-- Begin Extracted entries --
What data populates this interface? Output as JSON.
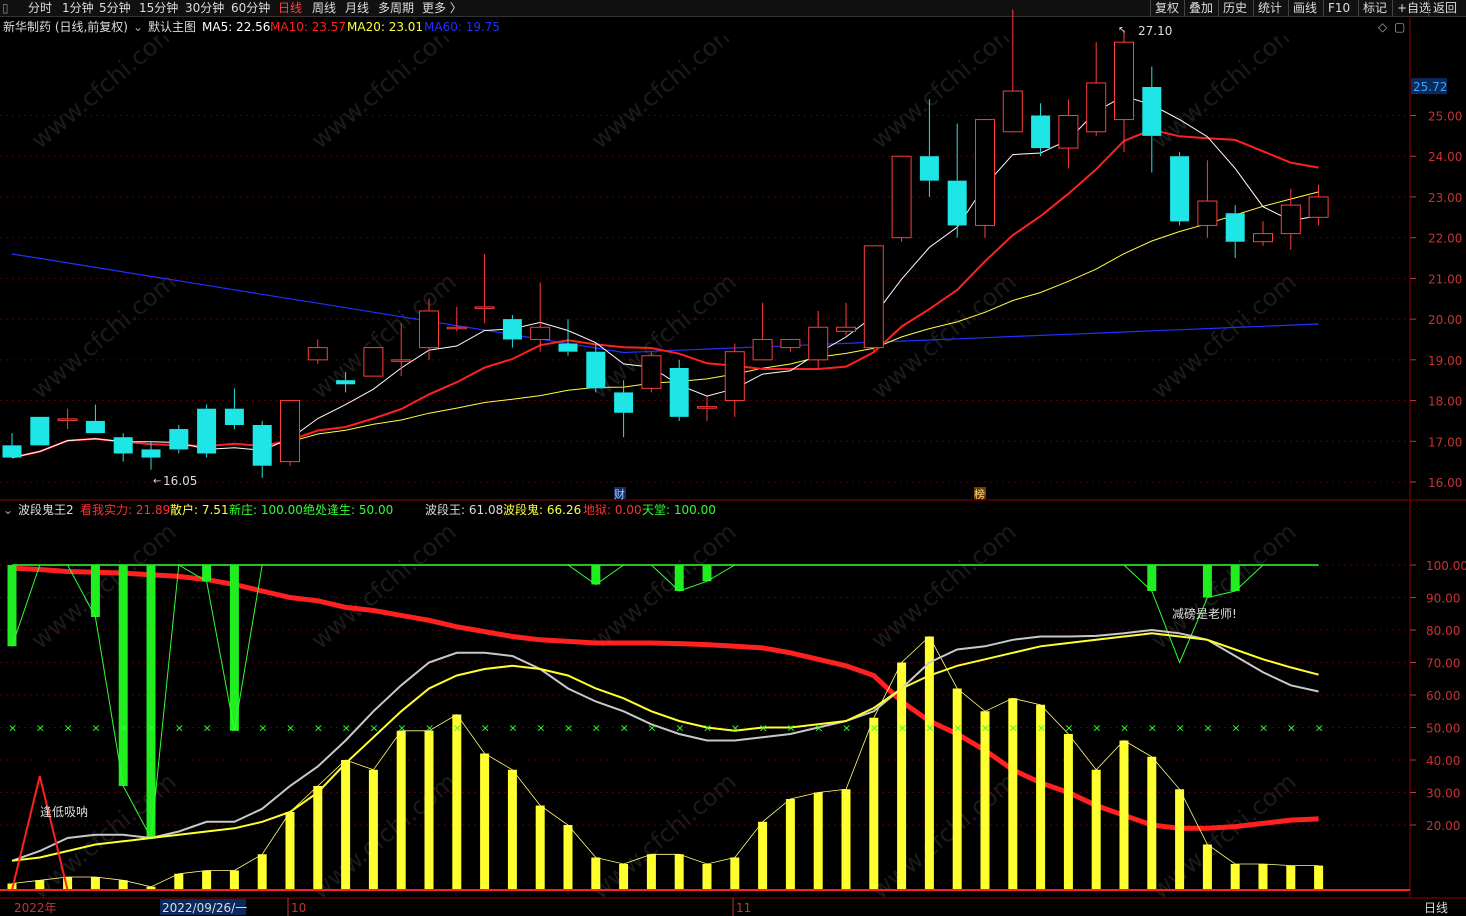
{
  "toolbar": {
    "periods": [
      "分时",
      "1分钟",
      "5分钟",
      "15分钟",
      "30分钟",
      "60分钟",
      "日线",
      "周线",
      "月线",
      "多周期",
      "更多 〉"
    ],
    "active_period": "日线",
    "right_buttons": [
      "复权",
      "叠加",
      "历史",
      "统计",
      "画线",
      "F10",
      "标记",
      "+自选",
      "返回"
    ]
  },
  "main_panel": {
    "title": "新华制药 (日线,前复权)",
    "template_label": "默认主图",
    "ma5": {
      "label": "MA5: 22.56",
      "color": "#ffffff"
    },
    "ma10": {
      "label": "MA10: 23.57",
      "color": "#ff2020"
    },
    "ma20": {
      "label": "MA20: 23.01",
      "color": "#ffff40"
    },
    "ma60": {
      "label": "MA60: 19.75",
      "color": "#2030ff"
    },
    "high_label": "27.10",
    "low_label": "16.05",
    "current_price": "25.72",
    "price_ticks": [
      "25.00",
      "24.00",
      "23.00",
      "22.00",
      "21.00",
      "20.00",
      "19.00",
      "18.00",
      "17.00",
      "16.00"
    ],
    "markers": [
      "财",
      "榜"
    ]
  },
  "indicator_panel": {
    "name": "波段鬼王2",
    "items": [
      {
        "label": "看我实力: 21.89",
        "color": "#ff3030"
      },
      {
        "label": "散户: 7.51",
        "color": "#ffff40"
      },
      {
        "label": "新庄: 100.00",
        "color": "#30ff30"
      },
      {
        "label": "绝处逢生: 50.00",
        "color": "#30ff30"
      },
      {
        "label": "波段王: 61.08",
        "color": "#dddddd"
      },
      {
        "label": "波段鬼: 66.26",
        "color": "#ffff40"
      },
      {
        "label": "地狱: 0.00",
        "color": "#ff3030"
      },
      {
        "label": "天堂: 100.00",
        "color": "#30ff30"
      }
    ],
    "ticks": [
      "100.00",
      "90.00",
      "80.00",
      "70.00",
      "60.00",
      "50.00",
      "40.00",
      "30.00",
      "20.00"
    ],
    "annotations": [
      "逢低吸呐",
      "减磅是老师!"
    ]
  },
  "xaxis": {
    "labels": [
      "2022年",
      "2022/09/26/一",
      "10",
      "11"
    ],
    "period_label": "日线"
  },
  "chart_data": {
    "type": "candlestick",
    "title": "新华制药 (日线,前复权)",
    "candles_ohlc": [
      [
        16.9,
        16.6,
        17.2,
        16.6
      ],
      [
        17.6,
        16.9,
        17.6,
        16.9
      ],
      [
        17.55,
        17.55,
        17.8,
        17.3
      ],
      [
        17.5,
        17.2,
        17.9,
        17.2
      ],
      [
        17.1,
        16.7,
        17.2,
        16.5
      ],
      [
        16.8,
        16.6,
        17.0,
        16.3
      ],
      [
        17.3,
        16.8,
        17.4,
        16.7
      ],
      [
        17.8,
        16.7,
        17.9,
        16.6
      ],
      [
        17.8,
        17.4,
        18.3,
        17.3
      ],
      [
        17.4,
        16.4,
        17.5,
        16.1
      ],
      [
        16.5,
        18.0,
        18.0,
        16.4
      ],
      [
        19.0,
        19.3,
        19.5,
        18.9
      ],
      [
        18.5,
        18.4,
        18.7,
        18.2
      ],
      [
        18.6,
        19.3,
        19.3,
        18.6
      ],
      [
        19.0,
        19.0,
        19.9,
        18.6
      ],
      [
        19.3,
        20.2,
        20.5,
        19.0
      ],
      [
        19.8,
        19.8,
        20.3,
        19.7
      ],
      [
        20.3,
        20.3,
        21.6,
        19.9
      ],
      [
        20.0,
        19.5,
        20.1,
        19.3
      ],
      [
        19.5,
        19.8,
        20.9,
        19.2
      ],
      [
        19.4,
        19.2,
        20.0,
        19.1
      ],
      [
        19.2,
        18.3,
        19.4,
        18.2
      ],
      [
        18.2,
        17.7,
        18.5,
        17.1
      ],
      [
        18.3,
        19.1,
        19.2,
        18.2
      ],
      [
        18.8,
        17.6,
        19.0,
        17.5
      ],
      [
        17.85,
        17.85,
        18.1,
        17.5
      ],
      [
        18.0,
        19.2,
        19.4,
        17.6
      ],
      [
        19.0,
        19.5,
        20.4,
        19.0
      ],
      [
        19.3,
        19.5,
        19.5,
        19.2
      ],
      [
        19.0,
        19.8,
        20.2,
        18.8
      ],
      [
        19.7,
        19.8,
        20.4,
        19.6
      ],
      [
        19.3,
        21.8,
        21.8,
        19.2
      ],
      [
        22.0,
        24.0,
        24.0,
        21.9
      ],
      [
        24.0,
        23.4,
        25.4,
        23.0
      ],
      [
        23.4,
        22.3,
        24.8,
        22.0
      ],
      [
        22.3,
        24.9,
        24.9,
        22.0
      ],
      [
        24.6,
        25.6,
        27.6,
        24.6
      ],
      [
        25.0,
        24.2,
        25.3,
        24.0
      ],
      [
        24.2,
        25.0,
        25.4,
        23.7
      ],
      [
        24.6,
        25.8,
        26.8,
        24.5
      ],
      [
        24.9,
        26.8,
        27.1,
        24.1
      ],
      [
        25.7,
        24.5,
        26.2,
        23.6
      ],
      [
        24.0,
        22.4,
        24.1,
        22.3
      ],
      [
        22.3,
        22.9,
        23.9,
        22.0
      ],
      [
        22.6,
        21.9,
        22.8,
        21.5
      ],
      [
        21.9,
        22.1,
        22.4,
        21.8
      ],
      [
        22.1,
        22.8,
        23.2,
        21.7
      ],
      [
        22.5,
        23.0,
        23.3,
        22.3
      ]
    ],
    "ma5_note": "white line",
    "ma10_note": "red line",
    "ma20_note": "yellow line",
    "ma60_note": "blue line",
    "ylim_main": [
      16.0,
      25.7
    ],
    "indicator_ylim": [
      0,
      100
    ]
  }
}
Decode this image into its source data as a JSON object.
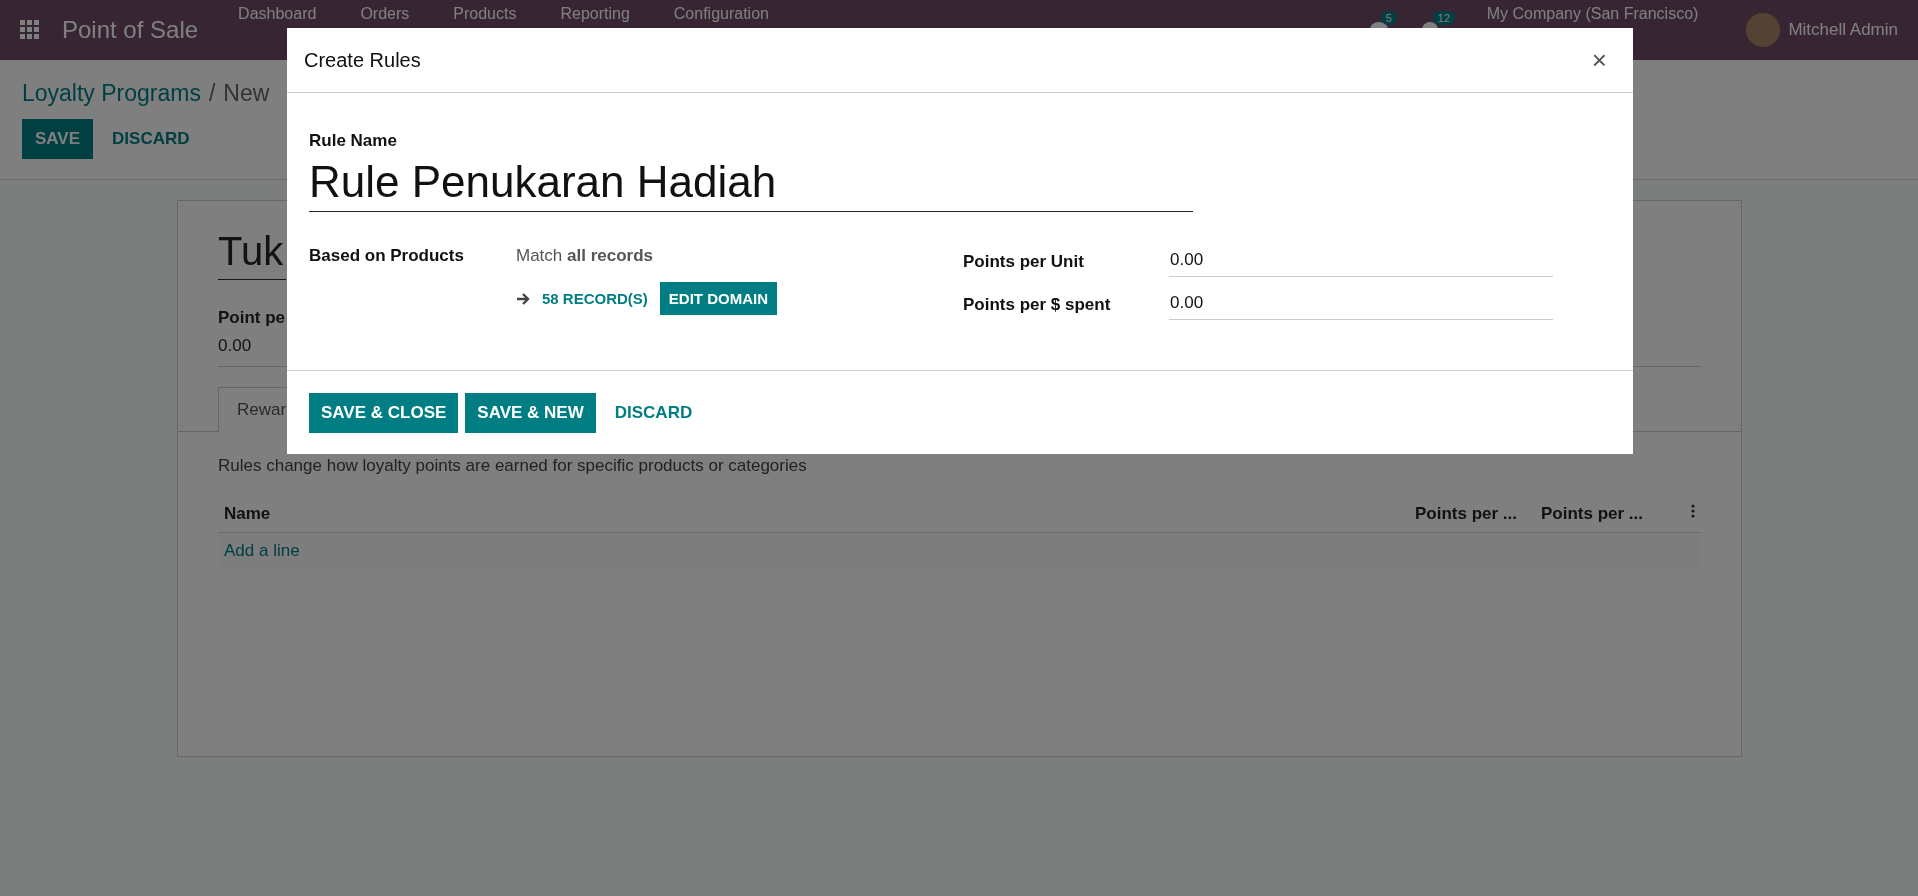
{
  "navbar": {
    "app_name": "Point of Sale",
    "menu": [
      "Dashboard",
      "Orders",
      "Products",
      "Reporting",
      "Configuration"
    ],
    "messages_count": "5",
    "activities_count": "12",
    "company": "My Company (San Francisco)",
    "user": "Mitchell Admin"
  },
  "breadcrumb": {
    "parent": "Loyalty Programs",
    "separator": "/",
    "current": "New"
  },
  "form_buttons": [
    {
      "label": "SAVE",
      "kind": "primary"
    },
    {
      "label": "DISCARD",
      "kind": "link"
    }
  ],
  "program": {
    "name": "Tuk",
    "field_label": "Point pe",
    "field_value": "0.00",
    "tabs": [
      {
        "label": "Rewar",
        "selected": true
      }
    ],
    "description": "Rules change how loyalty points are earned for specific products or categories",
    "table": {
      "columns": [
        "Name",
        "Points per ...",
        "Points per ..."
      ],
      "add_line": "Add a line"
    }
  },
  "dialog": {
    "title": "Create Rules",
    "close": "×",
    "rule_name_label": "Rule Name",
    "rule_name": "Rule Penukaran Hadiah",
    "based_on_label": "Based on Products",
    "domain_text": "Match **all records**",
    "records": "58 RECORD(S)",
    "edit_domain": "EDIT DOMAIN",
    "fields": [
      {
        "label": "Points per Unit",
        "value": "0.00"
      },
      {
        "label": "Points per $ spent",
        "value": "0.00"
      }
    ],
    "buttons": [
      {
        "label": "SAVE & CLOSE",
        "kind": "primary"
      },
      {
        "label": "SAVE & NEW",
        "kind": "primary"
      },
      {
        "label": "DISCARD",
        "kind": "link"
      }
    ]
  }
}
-- End Extracted entries --
» **Exercise**
Skip the pictures and print each record exactly as it stands.

» **Task response**
What data populates this interface? Output as JSON.
{
  "toolbar": {
    "periods": [
      "分时",
      "1分钟",
      "5分钟",
      "15分钟",
      "30分钟",
      "60分钟",
      "日线",
      "周线",
      "月线",
      "多周期",
      "更多 〉"
    ],
    "active_period": "日线",
    "right_buttons": [
      "复权",
      "叠加",
      "历史",
      "统计",
      "画线",
      "F10",
      "标记",
      "+自选",
      "返回"
    ]
  },
  "main_panel": {
    "title": "新华制药 (日线,前复权)",
    "template_label": "默认主图",
    "ma5": {
      "label": "MA5: 22.56",
      "color": "#ffffff"
    },
    "ma10": {
      "label": "MA10: 23.57",
      "color": "#ff2020"
    },
    "ma20": {
      "label": "MA20: 23.01",
      "color": "#ffff40"
    },
    "ma60": {
      "label": "MA60: 19.75",
      "color": "#2030ff"
    },
    "high_label": "27.10",
    "low_label": "16.05",
    "current_price": "25.72",
    "price_ticks": [
      "25.00",
      "24.00",
      "23.00",
      "22.00",
      "21.00",
      "20.00",
      "19.00",
      "18.00",
      "17.00",
      "16.00"
    ],
    "markers": [
      "财",
      "榜"
    ]
  },
  "indicator_panel": {
    "name": "波段鬼王2",
    "items": [
      {
        "label": "看我实力: 21.89",
        "color": "#ff3030"
      },
      {
        "label": "散户: 7.51",
        "color": "#ffff40"
      },
      {
        "label": "新庄: 100.00",
        "color": "#30ff30"
      },
      {
        "label": "绝处逢生: 50.00",
        "color": "#30ff30"
      },
      {
        "label": "波段王: 61.08",
        "color": "#dddddd"
      },
      {
        "label": "波段鬼: 66.26",
        "color": "#ffff40"
      },
      {
        "label": "地狱: 0.00",
        "color": "#ff3030"
      },
      {
        "label": "天堂: 100.00",
        "color": "#30ff30"
      }
    ],
    "ticks": [
      "100.00",
      "90.00",
      "80.00",
      "70.00",
      "60.00",
      "50.00",
      "40.00",
      "30.00",
      "20.00"
    ],
    "annotations": [
      "逢低吸呐",
      "减磅是老师!"
    ]
  },
  "xaxis": {
    "labels": [
      "2022年",
      "2022/09/26/一",
      "10",
      "11"
    ],
    "period_label": "日线"
  },
  "chart_data": {
    "type": "candlestick",
    "title": "新华制药 (日线,前复权)",
    "candles_ohlc": [
      [
        16.9,
        16.6,
        17.2,
        16.6
      ],
      [
        17.6,
        16.9,
        17.6,
        16.9
      ],
      [
        17.55,
        17.55,
        17.8,
        17.3
      ],
      [
        17.5,
        17.2,
        17.9,
        17.2
      ],
      [
        17.1,
        16.7,
        17.2,
        16.5
      ],
      [
        16.8,
        16.6,
        17.0,
        16.3
      ],
      [
        17.3,
        16.8,
        17.4,
        16.7
      ],
      [
        17.8,
        16.7,
        17.9,
        16.6
      ],
      [
        17.8,
        17.4,
        18.3,
        17.3
      ],
      [
        17.4,
        16.4,
        17.5,
        16.1
      ],
      [
        16.5,
        18.0,
        18.0,
        16.4
      ],
      [
        19.0,
        19.3,
        19.5,
        18.9
      ],
      [
        18.5,
        18.4,
        18.7,
        18.2
      ],
      [
        18.6,
        19.3,
        19.3,
        18.6
      ],
      [
        19.0,
        19.0,
        19.9,
        18.6
      ],
      [
        19.3,
        20.2,
        20.5,
        19.0
      ],
      [
        19.8,
        19.8,
        20.3,
        19.7
      ],
      [
        20.3,
        20.3,
        21.6,
        19.9
      ],
      [
        20.0,
        19.5,
        20.1,
        19.3
      ],
      [
        19.5,
        19.8,
        20.9,
        19.2
      ],
      [
        19.4,
        19.2,
        20.0,
        19.1
      ],
      [
        19.2,
        18.3,
        19.4,
        18.2
      ],
      [
        18.2,
        17.7,
        18.5,
        17.1
      ],
      [
        18.3,
        19.1,
        19.2,
        18.2
      ],
      [
        18.8,
        17.6,
        19.0,
        17.5
      ],
      [
        17.85,
        17.85,
        18.1,
        17.5
      ],
      [
        18.0,
        19.2,
        19.4,
        17.6
      ],
      [
        19.0,
        19.5,
        20.4,
        19.0
      ],
      [
        19.3,
        19.5,
        19.5,
        19.2
      ],
      [
        19.0,
        19.8,
        20.2,
        18.8
      ],
      [
        19.7,
        19.8,
        20.4,
        19.6
      ],
      [
        19.3,
        21.8,
        21.8,
        19.2
      ],
      [
        22.0,
        24.0,
        24.0,
        21.9
      ],
      [
        24.0,
        23.4,
        25.4,
        23.0
      ],
      [
        23.4,
        22.3,
        24.8,
        22.0
      ],
      [
        22.3,
        24.9,
        24.9,
        22.0
      ],
      [
        24.6,
        25.6,
        27.6,
        24.6
      ],
      [
        25.0,
        24.2,
        25.3,
        24.0
      ],
      [
        24.2,
        25.0,
        25.4,
        23.7
      ],
      [
        24.6,
        25.8,
        26.8,
        24.5
      ],
      [
        24.9,
        26.8,
        27.1,
        24.1
      ],
      [
        25.7,
        24.5,
        26.2,
        23.6
      ],
      [
        24.0,
        22.4,
        24.1,
        22.3
      ],
      [
        22.3,
        22.9,
        23.9,
        22.0
      ],
      [
        22.6,
        21.9,
        22.8,
        21.5
      ],
      [
        21.9,
        22.1,
        22.4,
        21.8
      ],
      [
        22.1,
        22.8,
        23.2,
        21.7
      ],
      [
        22.5,
        23.0,
        23.3,
        22.3
      ]
    ],
    "ma5_note": "white line",
    "ma10_note": "red line",
    "ma20_note": "yellow line",
    "ma60_note": "blue line",
    "ylim_main": [
      16.0,
      25.7
    ],
    "indicator_ylim": [
      0,
      100
    ]
  }
}
Decode this image into its source data as a JSON object.
{
  "navbar": {
    "app_name": "Point of Sale",
    "menu": [
      "Dashboard",
      "Orders",
      "Products",
      "Reporting",
      "Configuration"
    ],
    "messages_count": "5",
    "activities_count": "12",
    "company": "My Company (San Francisco)",
    "user": "Mitchell Admin"
  },
  "breadcrumb": {
    "parent": "Loyalty Programs",
    "separator": "/",
    "current": "New"
  },
  "form_buttons": [
    {
      "label": "SAVE",
      "kind": "primary"
    },
    {
      "label": "DISCARD",
      "kind": "link"
    }
  ],
  "program": {
    "name": "Tuk",
    "field_label": "Point pe",
    "field_value": "0.00",
    "tabs": [
      {
        "label": "Rewar",
        "selected": true
      }
    ],
    "description": "Rules change how loyalty points are earned for specific products or categories",
    "table": {
      "columns": [
        "Name",
        "Points per ...",
        "Points per ..."
      ],
      "add_line": "Add a line"
    }
  },
  "dialog": {
    "title": "Create Rules",
    "close": "×",
    "rule_name_label": "Rule Name",
    "rule_name": "Rule Penukaran Hadiah",
    "based_on_label": "Based on Products",
    "domain_text": "Match **all records**",
    "records": "58 RECORD(S)",
    "edit_domain": "EDIT DOMAIN",
    "fields": [
      {
        "label": "Points per Unit",
        "value": "0.00"
      },
      {
        "label": "Points per $ spent",
        "value": "0.00"
      }
    ],
    "buttons": [
      {
        "label": "SAVE & CLOSE",
        "kind": "primary"
      },
      {
        "label": "SAVE & NEW",
        "kind": "primary"
      },
      {
        "label": "DISCARD",
        "kind": "link"
      }
    ]
  }
}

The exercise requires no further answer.